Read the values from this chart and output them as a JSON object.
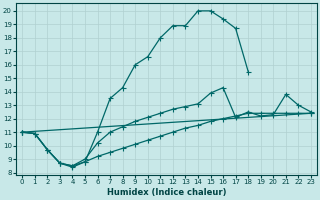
{
  "bg_color": "#c8e8e8",
  "line_color": "#006868",
  "xlabel": "Humidex (Indice chaleur)",
  "xlim": [
    -0.5,
    23.5
  ],
  "ylim": [
    7.8,
    20.6
  ],
  "yticks": [
    8,
    9,
    10,
    11,
    12,
    13,
    14,
    15,
    16,
    17,
    18,
    19,
    20
  ],
  "xticks": [
    0,
    1,
    2,
    3,
    4,
    5,
    6,
    7,
    8,
    9,
    10,
    11,
    12,
    13,
    14,
    15,
    16,
    17,
    18,
    19,
    20,
    21,
    22,
    23
  ],
  "curve1_x": [
    0,
    1,
    2,
    3,
    4,
    5,
    6,
    7,
    8,
    9,
    10,
    11,
    12,
    13,
    14,
    15,
    16,
    17,
    18
  ],
  "curve1_y": [
    11.0,
    10.9,
    9.7,
    8.7,
    8.4,
    8.8,
    11.0,
    13.5,
    14.3,
    16.0,
    16.6,
    18.0,
    18.9,
    18.9,
    20.0,
    20.0,
    19.4,
    18.7,
    15.5
  ],
  "curve2_x": [
    0,
    1,
    2,
    3,
    4,
    5,
    6,
    7,
    8,
    9,
    10,
    11,
    12,
    13,
    14,
    15,
    16,
    17,
    18,
    19,
    20,
    21,
    22,
    23
  ],
  "curve2_y": [
    11.0,
    10.9,
    9.7,
    8.7,
    8.5,
    9.0,
    10.2,
    11.0,
    11.4,
    11.8,
    12.1,
    12.4,
    12.7,
    12.9,
    13.1,
    13.9,
    14.3,
    12.1,
    12.5,
    12.2,
    12.3,
    13.8,
    13.0,
    12.5
  ],
  "curve3_x": [
    0,
    1,
    2,
    3,
    4,
    5,
    6,
    7,
    8,
    9,
    10,
    11,
    12,
    13,
    14,
    15,
    16,
    17,
    18,
    19,
    20,
    21,
    22,
    23
  ],
  "curve3_y": [
    11.0,
    10.9,
    9.7,
    8.7,
    8.5,
    8.8,
    9.2,
    9.5,
    9.8,
    10.1,
    10.4,
    10.7,
    11.0,
    11.3,
    11.5,
    11.8,
    12.0,
    12.2,
    12.4,
    12.4,
    12.4,
    12.4,
    12.4,
    12.4
  ],
  "curve4_x": [
    0,
    23
  ],
  "curve4_y": [
    11.0,
    12.4
  ]
}
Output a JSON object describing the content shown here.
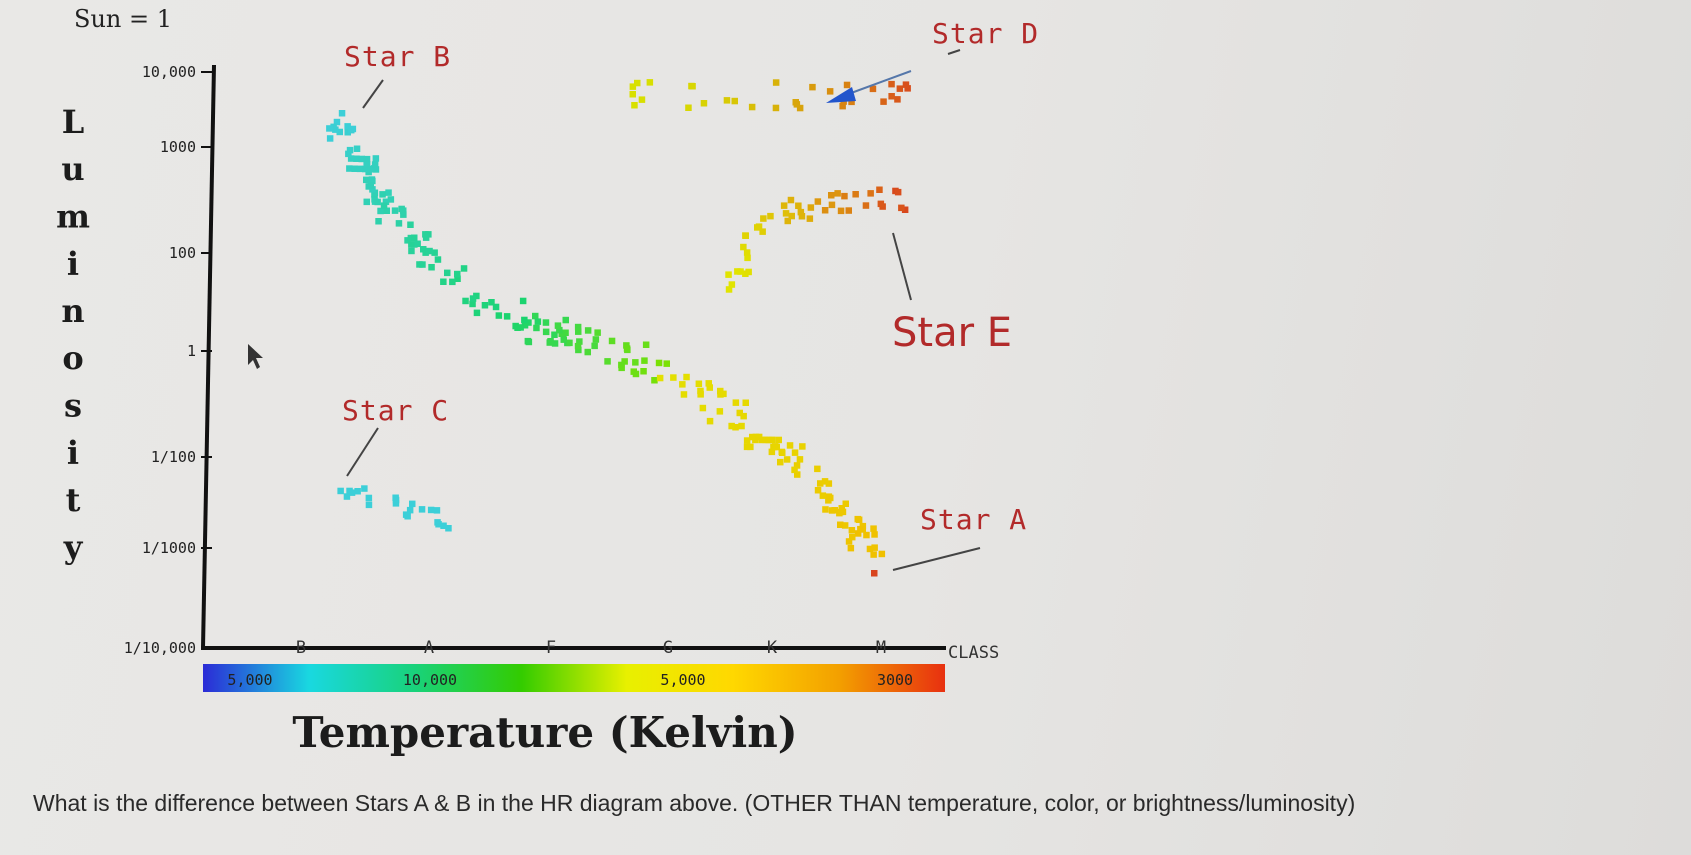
{
  "question": "What is the difference between Stars A & B in the HR diagram above. (OTHER THAN temperature, color, or brightness/luminosity)",
  "chart_data": {
    "type": "scatter",
    "title": "",
    "sun_note": "Sun = 1",
    "ylabel": "Luminosity",
    "xlabel": "Temperature (Kelvin)",
    "y_scale": "log",
    "ylim": [
      0.0001,
      10000
    ],
    "y_ticks": [
      {
        "value": 10000,
        "label": "10,000"
      },
      {
        "value": 1000,
        "label": "1000"
      },
      {
        "value": 100,
        "label": "100"
      },
      {
        "value": 1,
        "label": "1"
      },
      {
        "value": 0.01,
        "label": "1/100"
      },
      {
        "value": 0.001,
        "label": "1/1000"
      },
      {
        "value": 0.0001,
        "label": "1/10,000"
      }
    ],
    "x_direction": "decreasing temperature left to right",
    "spectral_classes": [
      "B",
      "A",
      "F",
      "G",
      "K",
      "M"
    ],
    "class_axis_label": "CLASS",
    "temperature_bar_labels": [
      "5,000",
      "10,000",
      "5,000",
      "3000"
    ],
    "temperature_bar_colors": [
      "#2b2bd6",
      "#19d8e0",
      "#19d27a",
      "#33cc00",
      "#e8f000",
      "#ffd800",
      "#f3a000",
      "#e83010"
    ],
    "groups": [
      {
        "name": "Main sequence",
        "color_range": [
          "#3ccfd8",
          "#e3e000"
        ]
      },
      {
        "name": "Giants",
        "color_range": [
          "#e1e400",
          "#d8441e"
        ]
      },
      {
        "name": "Supergiants",
        "color_range": [
          "#d8e000",
          "#d8441e"
        ]
      },
      {
        "name": "White dwarfs",
        "color_range": [
          "#3ccfd8",
          "#3ccfd8"
        ]
      }
    ],
    "annotations": [
      {
        "label": "Star A",
        "class": "M",
        "luminosity": 0.0005,
        "color": "#b22a2a"
      },
      {
        "label": "Star B",
        "class": "B",
        "luminosity": 2000,
        "color": "#b22a2a"
      },
      {
        "label": "Star C",
        "class": "B",
        "luminosity": 0.005,
        "color": "#b22a2a"
      },
      {
        "label": "Star D",
        "class": "K",
        "luminosity": 6000,
        "color": "#b22a2a"
      },
      {
        "label": "Star E",
        "class": "M",
        "luminosity": 500,
        "color": "#b22a2a"
      }
    ]
  }
}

.....

Restate the listing above word for word, and skip the pictures.

Read the values from this chart and output them as a JSON object.
{
  "bg_color": "#c8e8e8",
  "line_color": "#006868",
  "xlabel": "Humidex (Indice chaleur)",
  "xlim": [
    -0.5,
    23.5
  ],
  "ylim": [
    7.8,
    20.6
  ],
  "yticks": [
    8,
    9,
    10,
    11,
    12,
    13,
    14,
    15,
    16,
    17,
    18,
    19,
    20
  ],
  "xticks": [
    0,
    1,
    2,
    3,
    4,
    5,
    6,
    7,
    8,
    9,
    10,
    11,
    12,
    13,
    14,
    15,
    16,
    17,
    18,
    19,
    20,
    21,
    22,
    23
  ],
  "curve1_x": [
    0,
    1,
    2,
    3,
    4,
    5,
    6,
    7,
    8,
    9,
    10,
    11,
    12,
    13,
    14,
    15,
    16,
    17,
    18
  ],
  "curve1_y": [
    11.0,
    10.9,
    9.7,
    8.7,
    8.4,
    8.8,
    11.0,
    13.5,
    14.3,
    16.0,
    16.6,
    18.0,
    18.9,
    18.9,
    20.0,
    20.0,
    19.4,
    18.7,
    15.5
  ],
  "curve2_x": [
    0,
    1,
    2,
    3,
    4,
    5,
    6,
    7,
    8,
    9,
    10,
    11,
    12,
    13,
    14,
    15,
    16,
    17,
    18,
    19,
    20,
    21,
    22,
    23
  ],
  "curve2_y": [
    11.0,
    10.9,
    9.7,
    8.7,
    8.5,
    9.0,
    10.2,
    11.0,
    11.4,
    11.8,
    12.1,
    12.4,
    12.7,
    12.9,
    13.1,
    13.9,
    14.3,
    12.1,
    12.5,
    12.2,
    12.3,
    13.8,
    13.0,
    12.5
  ],
  "curve3_x": [
    0,
    1,
    2,
    3,
    4,
    5,
    6,
    7,
    8,
    9,
    10,
    11,
    12,
    13,
    14,
    15,
    16,
    17,
    18,
    19,
    20,
    21,
    22,
    23
  ],
  "curve3_y": [
    11.0,
    10.9,
    9.7,
    8.7,
    8.5,
    8.8,
    9.2,
    9.5,
    9.8,
    10.1,
    10.4,
    10.7,
    11.0,
    11.3,
    11.5,
    11.8,
    12.0,
    12.2,
    12.4,
    12.4,
    12.4,
    12.4,
    12.4,
    12.4
  ],
  "curve4_x": [
    0,
    23
  ],
  "curve4_y": [
    11.0,
    12.4
  ]
}
Output a JSON object describing the content shown here.
{
  "question": "What is the difference between Stars A & B in the HR diagram above. (OTHER THAN temperature, color, or brightness/luminosity)",
  "chart_data": {
    "type": "scatter",
    "title": "",
    "sun_note": "Sun = 1",
    "ylabel": "Luminosity",
    "xlabel": "Temperature (Kelvin)",
    "y_scale": "log",
    "ylim": [
      0.0001,
      10000
    ],
    "y_ticks": [
      {
        "value": 10000,
        "label": "10,000"
      },
      {
        "value": 1000,
        "label": "1000"
      },
      {
        "value": 100,
        "label": "100"
      },
      {
        "value": 1,
        "label": "1"
      },
      {
        "value": 0.01,
        "label": "1/100"
      },
      {
        "value": 0.001,
        "label": "1/1000"
      },
      {
        "value": 0.0001,
        "label": "1/10,000"
      }
    ],
    "x_direction": "decreasing temperature left to right",
    "spectral_classes": [
      "B",
      "A",
      "F",
      "G",
      "K",
      "M"
    ],
    "class_axis_label": "CLASS",
    "temperature_bar_labels": [
      "5,000",
      "10,000",
      "5,000",
      "3000"
    ],
    "temperature_bar_colors": [
      "#2b2bd6",
      "#19d8e0",
      "#19d27a",
      "#33cc00",
      "#e8f000",
      "#ffd800",
      "#f3a000",
      "#e83010"
    ],
    "groups": [
      {
        "name": "Main sequence",
        "color_range": [
          "#3ccfd8",
          "#e3e000"
        ]
      },
      {
        "name": "Giants",
        "color_range": [
          "#e1e400",
          "#d8441e"
        ]
      },
      {
        "name": "Supergiants",
        "color_range": [
          "#d8e000",
          "#d8441e"
        ]
      },
      {
        "name": "White dwarfs",
        "color_range": [
          "#3ccfd8",
          "#3ccfd8"
        ]
      }
    ],
    "annotations": [
      {
        "label": "Star A",
        "class": "M",
        "luminosity": 0.0005,
        "color": "#b22a2a"
      },
      {
        "label": "Star B",
        "class": "B",
        "luminosity": 2000,
        "color": "#b22a2a"
      },
      {
        "label": "Star C",
        "class": "B",
        "luminosity": 0.005,
        "color": "#b22a2a"
      },
      {
        "label": "Star D",
        "class": "K",
        "luminosity": 6000,
        "color": "#b22a2a"
      },
      {
        "label": "Star E",
        "class": "M",
        "luminosity": 500,
        "color": "#b22a2a"
      }
    ]
  }
}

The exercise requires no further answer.